#### [Set task]
Transcribe all records exactly.

(Dataset rows)
++++++++

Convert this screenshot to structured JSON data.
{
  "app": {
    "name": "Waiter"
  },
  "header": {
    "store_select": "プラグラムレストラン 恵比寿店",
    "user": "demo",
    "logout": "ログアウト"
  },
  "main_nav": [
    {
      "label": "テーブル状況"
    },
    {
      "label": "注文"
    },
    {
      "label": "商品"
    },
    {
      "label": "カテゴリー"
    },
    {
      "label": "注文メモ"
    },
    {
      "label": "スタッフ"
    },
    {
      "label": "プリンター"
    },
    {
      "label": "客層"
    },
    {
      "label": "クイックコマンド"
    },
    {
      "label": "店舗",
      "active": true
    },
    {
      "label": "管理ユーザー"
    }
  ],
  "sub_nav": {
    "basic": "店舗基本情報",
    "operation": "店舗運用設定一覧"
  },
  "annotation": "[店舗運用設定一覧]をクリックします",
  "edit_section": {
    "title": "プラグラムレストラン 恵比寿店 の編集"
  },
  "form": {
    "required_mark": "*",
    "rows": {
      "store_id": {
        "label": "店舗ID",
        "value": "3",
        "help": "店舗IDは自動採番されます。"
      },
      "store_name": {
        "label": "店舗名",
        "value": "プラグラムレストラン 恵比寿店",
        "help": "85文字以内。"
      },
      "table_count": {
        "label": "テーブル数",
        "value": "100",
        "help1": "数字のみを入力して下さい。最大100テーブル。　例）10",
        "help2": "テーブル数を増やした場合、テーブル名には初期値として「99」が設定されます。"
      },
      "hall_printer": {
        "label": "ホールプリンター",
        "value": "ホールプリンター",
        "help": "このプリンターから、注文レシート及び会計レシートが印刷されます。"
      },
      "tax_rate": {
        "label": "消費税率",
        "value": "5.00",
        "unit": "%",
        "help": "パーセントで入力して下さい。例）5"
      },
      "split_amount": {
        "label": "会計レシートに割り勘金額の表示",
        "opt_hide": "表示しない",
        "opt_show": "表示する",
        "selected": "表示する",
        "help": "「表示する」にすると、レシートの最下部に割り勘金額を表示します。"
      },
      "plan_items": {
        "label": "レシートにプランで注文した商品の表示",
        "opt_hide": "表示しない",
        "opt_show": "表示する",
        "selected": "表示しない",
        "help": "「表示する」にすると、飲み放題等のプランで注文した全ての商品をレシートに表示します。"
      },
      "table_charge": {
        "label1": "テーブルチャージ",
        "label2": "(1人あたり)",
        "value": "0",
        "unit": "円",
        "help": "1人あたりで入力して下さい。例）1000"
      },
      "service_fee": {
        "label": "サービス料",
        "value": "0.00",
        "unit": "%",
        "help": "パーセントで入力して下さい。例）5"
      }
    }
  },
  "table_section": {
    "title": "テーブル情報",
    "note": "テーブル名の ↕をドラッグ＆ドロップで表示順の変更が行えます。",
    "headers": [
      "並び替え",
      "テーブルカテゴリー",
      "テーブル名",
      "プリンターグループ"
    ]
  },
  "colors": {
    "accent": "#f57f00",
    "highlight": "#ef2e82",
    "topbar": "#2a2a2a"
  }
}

++++++++

#### [Solution to the problem]
Convert this screenshot to structured JSON data.
{
  "app": {
    "name": "Waiter"
  },
  "header": {
    "store_select": "プラグラムレストラン 恵比寿店",
    "user": "demo",
    "logout": "ログアウト"
  },
  "main_nav": [
    {
      "label": "テーブル状況"
    },
    {
      "label": "注文"
    },
    {
      "label": "商品"
    },
    {
      "label": "カテゴリー"
    },
    {
      "label": "注文メモ"
    },
    {
      "label": "スタッフ"
    },
    {
      "label": "プリンター"
    },
    {
      "label": "客層"
    },
    {
      "label": "クイックコマンド"
    },
    {
      "label": "店舗",
      "active": true
    },
    {
      "label": "管理ユーザー"
    }
  ],
  "sub_nav": {
    "basic": "店舗基本情報",
    "operation": "店舗運用設定一覧"
  },
  "annotation": "[店舗運用設定一覧]をクリックします",
  "edit_section": {
    "title": "プラグラムレストラン 恵比寿店 の編集"
  },
  "form": {
    "required_mark": "*",
    "rows": {
      "store_id": {
        "label": "店舗ID",
        "value": "3",
        "help": "店舗IDは自動採番されます。"
      },
      "store_name": {
        "label": "店舗名",
        "value": "プラグラムレストラン 恵比寿店",
        "help": "85文字以内。"
      },
      "table_count": {
        "label": "テーブル数",
        "value": "100",
        "help1": "数字のみを入力して下さい。最大100テーブル。　例）10",
        "help2": "テーブル数を増やした場合、テーブル名には初期値として「99」が設定されます。"
      },
      "hall_printer": {
        "label": "ホールプリンター",
        "value": "ホールプリンター",
        "help": "このプリンターから、注文レシート及び会計レシートが印刷されます。"
      },
      "tax_rate": {
        "label": "消費税率",
        "value": "5.00",
        "unit": "%",
        "help": "パーセントで入力して下さい。例）5"
      },
      "split_amount": {
        "label": "会計レシートに割り勘金額の表示",
        "opt_hide": "表示しない",
        "opt_show": "表示する",
        "selected": "表示する",
        "help": "「表示する」にすると、レシートの最下部に割り勘金額を表示します。"
      },
      "plan_items": {
        "label": "レシートにプランで注文した商品の表示",
        "opt_hide": "表示しない",
        "opt_show": "表示する",
        "selected": "表示しない",
        "help": "「表示する」にすると、飲み放題等のプランで注文した全ての商品をレシートに表示します。"
      },
      "table_charge": {
        "label1": "テーブルチャージ",
        "label2": "(1人あたり)",
        "value": "0",
        "unit": "円",
        "help": "1人あたりで入力して下さい。例）1000"
      },
      "service_fee": {
        "label": "サービス料",
        "value": "0.00",
        "unit": "%",
        "help": "パーセントで入力して下さい。例）5"
      }
    }
  },
  "table_section": {
    "title": "テーブル情報",
    "note": "テーブル名の ↕をドラッグ＆ドロップで表示順の変更が行えます。",
    "headers": [
      "並び替え",
      "テーブルカテゴリー",
      "テーブル名",
      "プリンターグループ"
    ]
  },
  "colors": {
    "accent": "#f57f00",
    "highlight": "#ef2e82",
    "topbar": "#2a2a2a"
  }
}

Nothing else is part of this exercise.